> **Recorded data**
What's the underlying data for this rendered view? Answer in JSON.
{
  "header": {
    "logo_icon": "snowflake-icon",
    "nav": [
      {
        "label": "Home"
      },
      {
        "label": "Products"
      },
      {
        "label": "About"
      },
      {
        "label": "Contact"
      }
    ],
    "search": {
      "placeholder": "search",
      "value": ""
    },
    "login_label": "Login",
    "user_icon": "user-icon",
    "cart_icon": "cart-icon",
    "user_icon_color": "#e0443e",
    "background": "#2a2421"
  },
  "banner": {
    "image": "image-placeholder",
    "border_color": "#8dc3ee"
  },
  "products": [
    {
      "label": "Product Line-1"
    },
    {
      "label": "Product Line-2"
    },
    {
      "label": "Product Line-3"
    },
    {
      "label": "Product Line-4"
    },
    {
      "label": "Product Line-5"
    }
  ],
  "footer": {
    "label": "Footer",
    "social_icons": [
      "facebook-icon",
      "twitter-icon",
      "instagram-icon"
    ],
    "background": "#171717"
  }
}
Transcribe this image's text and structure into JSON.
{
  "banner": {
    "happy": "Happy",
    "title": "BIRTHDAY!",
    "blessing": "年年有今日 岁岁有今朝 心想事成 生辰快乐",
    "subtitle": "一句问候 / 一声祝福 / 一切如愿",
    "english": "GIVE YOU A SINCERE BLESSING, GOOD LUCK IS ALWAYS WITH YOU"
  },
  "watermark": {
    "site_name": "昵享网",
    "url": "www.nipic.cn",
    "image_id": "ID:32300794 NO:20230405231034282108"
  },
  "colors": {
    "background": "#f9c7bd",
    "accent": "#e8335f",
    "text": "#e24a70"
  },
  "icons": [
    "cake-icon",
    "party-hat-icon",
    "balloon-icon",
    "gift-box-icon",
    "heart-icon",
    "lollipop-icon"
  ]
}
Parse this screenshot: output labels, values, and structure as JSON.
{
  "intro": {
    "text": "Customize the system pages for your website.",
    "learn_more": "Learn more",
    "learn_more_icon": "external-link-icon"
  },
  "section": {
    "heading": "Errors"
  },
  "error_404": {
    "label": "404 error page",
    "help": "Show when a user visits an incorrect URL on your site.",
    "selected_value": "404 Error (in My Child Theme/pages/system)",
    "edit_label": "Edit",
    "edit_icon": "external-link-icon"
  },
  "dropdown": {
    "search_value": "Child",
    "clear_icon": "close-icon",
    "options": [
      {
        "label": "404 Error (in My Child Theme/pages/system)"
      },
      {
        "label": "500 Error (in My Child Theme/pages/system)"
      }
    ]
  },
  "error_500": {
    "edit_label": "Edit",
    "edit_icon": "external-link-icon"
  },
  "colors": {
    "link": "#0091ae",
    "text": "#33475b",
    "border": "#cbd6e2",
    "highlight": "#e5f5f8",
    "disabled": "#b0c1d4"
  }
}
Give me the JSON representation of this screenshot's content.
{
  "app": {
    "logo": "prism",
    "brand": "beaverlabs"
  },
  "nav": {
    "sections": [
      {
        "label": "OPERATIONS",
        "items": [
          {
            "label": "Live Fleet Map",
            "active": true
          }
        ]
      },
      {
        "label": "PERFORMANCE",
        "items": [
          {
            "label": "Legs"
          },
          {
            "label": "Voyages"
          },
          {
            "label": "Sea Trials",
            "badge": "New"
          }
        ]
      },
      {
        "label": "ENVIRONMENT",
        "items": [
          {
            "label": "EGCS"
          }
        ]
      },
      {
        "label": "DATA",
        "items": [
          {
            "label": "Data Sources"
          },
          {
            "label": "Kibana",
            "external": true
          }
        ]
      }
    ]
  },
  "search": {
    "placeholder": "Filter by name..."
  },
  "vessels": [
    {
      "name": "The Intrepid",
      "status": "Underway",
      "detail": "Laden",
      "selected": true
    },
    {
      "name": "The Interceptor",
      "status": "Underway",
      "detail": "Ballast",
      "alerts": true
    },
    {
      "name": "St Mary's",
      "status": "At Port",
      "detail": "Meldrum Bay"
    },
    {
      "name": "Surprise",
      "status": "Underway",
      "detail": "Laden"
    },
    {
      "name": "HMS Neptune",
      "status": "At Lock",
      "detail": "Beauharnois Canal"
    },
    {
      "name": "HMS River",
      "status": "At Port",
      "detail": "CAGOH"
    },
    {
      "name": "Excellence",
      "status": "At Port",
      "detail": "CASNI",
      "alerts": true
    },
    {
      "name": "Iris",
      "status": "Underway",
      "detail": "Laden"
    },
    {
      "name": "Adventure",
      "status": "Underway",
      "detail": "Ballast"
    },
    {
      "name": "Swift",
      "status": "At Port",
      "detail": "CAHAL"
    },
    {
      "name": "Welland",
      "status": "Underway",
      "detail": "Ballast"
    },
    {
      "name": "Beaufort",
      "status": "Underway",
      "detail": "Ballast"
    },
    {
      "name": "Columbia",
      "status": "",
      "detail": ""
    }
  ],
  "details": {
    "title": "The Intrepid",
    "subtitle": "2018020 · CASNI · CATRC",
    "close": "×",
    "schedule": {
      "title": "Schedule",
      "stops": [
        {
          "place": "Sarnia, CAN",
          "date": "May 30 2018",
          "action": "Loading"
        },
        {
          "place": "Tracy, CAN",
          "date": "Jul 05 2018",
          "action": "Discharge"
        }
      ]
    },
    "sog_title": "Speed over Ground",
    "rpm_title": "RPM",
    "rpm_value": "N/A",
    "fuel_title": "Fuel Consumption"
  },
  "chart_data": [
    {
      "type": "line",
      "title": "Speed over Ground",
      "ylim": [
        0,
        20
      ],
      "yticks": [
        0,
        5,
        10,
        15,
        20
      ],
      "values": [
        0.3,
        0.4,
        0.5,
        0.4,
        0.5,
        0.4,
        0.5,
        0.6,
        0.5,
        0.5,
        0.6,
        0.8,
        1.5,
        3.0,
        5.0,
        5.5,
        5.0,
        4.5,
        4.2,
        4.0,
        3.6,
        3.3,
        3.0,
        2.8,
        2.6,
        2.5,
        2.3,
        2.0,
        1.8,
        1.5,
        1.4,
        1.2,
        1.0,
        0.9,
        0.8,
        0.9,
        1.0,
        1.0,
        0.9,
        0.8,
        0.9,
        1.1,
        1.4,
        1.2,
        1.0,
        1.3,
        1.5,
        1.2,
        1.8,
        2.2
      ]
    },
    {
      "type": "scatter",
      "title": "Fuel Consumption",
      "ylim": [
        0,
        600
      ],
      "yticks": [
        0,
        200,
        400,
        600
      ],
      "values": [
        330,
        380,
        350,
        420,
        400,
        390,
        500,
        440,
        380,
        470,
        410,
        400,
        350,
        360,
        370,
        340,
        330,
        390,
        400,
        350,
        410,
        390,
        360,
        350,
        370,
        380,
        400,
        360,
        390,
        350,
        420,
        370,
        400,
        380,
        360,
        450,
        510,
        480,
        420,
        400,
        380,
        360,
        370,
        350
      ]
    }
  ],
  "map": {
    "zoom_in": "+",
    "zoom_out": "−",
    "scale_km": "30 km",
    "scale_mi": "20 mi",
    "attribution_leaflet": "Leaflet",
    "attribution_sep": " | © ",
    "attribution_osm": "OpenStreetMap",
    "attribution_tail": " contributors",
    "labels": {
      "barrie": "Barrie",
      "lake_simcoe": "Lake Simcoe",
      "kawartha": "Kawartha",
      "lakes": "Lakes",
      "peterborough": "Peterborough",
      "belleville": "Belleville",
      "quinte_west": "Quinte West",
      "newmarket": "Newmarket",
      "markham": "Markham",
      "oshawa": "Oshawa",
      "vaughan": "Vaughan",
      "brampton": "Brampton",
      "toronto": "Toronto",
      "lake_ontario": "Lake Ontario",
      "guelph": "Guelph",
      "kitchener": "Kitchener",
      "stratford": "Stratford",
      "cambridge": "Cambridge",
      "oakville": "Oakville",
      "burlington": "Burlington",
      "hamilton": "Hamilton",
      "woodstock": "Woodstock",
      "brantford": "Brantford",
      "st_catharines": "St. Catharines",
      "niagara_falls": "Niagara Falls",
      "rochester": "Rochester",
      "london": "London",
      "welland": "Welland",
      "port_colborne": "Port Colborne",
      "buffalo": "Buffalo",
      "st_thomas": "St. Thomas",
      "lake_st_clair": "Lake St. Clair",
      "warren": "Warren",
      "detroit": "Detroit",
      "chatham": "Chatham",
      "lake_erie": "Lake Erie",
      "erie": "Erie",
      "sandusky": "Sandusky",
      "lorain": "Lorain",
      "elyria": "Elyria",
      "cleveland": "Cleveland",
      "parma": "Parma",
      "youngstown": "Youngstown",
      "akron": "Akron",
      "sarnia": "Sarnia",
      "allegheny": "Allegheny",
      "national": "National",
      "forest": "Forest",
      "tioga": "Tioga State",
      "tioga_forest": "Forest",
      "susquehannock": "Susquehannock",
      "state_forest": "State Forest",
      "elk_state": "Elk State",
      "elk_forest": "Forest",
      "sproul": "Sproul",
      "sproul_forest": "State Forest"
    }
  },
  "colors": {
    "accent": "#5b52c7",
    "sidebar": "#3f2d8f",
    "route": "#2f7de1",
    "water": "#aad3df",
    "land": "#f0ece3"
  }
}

> **Problem requirements**
Filter the entries above down to the lines containing the word "pages".

> **Output for this exercise**
    "text": "Customize the system pages for your website.",
    "selected_value": "404 Error (in My Child Theme/pages/system)",
        "label": "404 Error (in My Child Theme/pages/system)"
        "label": "500 Error (in My Child Theme/pages/system)"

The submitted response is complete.